= DATA SHOWN =
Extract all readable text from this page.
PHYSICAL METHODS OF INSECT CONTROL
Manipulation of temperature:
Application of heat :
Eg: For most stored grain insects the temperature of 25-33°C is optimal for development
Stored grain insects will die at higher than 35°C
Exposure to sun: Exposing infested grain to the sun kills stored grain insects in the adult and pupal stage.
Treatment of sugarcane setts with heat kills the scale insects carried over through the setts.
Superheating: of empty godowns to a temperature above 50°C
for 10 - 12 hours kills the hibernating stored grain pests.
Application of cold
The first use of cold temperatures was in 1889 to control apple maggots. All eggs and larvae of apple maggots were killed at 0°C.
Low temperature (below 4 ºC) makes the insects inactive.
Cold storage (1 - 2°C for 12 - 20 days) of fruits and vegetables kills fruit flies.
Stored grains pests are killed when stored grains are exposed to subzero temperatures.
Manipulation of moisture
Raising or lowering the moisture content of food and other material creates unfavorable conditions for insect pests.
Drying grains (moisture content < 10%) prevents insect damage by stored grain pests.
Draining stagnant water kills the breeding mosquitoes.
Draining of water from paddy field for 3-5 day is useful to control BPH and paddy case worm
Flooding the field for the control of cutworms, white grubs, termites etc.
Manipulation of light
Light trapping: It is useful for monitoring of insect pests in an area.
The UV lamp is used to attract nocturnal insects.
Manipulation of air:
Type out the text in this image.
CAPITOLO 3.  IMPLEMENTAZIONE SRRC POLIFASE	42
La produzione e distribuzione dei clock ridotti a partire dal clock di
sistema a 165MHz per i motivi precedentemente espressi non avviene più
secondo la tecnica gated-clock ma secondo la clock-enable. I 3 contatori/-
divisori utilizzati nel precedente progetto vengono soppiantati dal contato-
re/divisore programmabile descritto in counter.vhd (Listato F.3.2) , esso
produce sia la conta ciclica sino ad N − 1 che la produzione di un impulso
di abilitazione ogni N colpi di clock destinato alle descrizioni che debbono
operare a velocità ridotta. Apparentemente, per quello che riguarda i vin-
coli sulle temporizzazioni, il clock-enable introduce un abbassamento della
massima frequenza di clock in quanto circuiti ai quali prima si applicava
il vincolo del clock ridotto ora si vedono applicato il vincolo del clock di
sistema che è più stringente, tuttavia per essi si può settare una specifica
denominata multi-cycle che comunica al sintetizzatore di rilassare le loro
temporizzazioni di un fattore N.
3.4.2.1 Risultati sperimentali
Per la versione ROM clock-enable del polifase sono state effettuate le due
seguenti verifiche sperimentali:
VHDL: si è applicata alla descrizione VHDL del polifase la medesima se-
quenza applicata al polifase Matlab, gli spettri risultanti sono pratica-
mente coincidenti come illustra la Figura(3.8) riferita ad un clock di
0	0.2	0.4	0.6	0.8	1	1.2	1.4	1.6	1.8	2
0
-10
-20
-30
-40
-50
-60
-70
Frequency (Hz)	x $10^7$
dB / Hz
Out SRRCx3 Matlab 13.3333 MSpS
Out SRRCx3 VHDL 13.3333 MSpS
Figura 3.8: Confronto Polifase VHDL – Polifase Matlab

= YOUR OBJECTIVE =
Reproduce all of the data exactly as given.

= WRITTEN SOLUTION =
Extract all readable text from this page.
PHYSICAL METHODS OF INSECT CONTROL
Manipulation of temperature:
Application of heat :
Eg: For most stored grain insects the temperature of 25-33°C is optimal for development
Stored grain insects will die at higher than 35°C
Exposure to sun: Exposing infested grain to the sun kills stored grain insects in the adult and pupal stage.
Treatment of sugarcane setts with heat kills the scale insects carried over through the setts.
Superheating: of empty godowns to a temperature above 50°C
for 10 - 12 hours kills the hibernating stored grain pests.
Application of cold
The first use of cold temperatures was in 1889 to control apple maggots. All eggs and larvae of apple maggots were killed at 0°C.
Low temperature (below 4 ºC) makes the insects inactive.
Cold storage (1 - 2°C for 12 - 20 days) of fruits and vegetables kills fruit flies.
Stored grains pests are killed when stored grains are exposed to subzero temperatures.
Manipulation of moisture
Raising or lowering the moisture content of food and other material creates unfavorable conditions for insect pests.
Drying grains (moisture content < 10%) prevents insect damage by stored grain pests.
Draining stagnant water kills the breeding mosquitoes.
Draining of water from paddy field for 3-5 day is useful to control BPH and paddy case worm
Flooding the field for the control of cutworms, white grubs, termites etc.
Manipulation of light
Light trapping: It is useful for monitoring of insect pests in an area.
The UV lamp is used to attract nocturnal insects.
Manipulation of air:
Type out the text in this image.
CAPITOLO 3.  IMPLEMENTAZIONE SRRC POLIFASE	42
La produzione e distribuzione dei clock ridotti a partire dal clock di
sistema a 165MHz per i motivi precedentemente espressi non avviene più
secondo la tecnica gated-clock ma secondo la clock-enable. I 3 contatori/-
divisori utilizzati nel precedente progetto vengono soppiantati dal contato-
re/divisore programmabile descritto in counter.vhd (Listato F.3.2) , esso
produce sia la conta ciclica sino ad N − 1 che la produzione di un impulso
di abilitazione ogni N colpi di clock destinato alle descrizioni che debbono
operare a velocità ridotta. Apparentemente, per quello che riguarda i vin-
coli sulle temporizzazioni, il clock-enable introduce un abbassamento della
massima frequenza di clock in quanto circuiti ai quali prima si applicava
il vincolo del clock ridotto ora si vedono applicato il vincolo del clock di
sistema che è più stringente, tuttavia per essi si può settare una specifica
denominata multi-cycle che comunica al sintetizzatore di rilassare le loro
temporizzazioni di un fattore N.
3.4.2.1 Risultati sperimentali
Per la versione ROM clock-enable del polifase sono state effettuate le due
seguenti verifiche sperimentali:
VHDL: si è applicata alla descrizione VHDL del polifase la medesima se-
quenza applicata al polifase Matlab, gli spettri risultanti sono pratica-
mente coincidenti come illustra la Figura(3.8) riferita ad un clock di
0	0.2	0.4	0.6	0.8	1	1.2	1.4	1.6	1.8	2
0
-10
-20
-30
-40
-50
-60
-70
Frequency (Hz)	x $10^7$
dB / Hz
Out SRRCx3 Matlab 13.3333 MSpS
Out SRRCx3 VHDL 13.3333 MSpS
Figura 3.8: Confronto Polifase VHDL – Polifase Matlab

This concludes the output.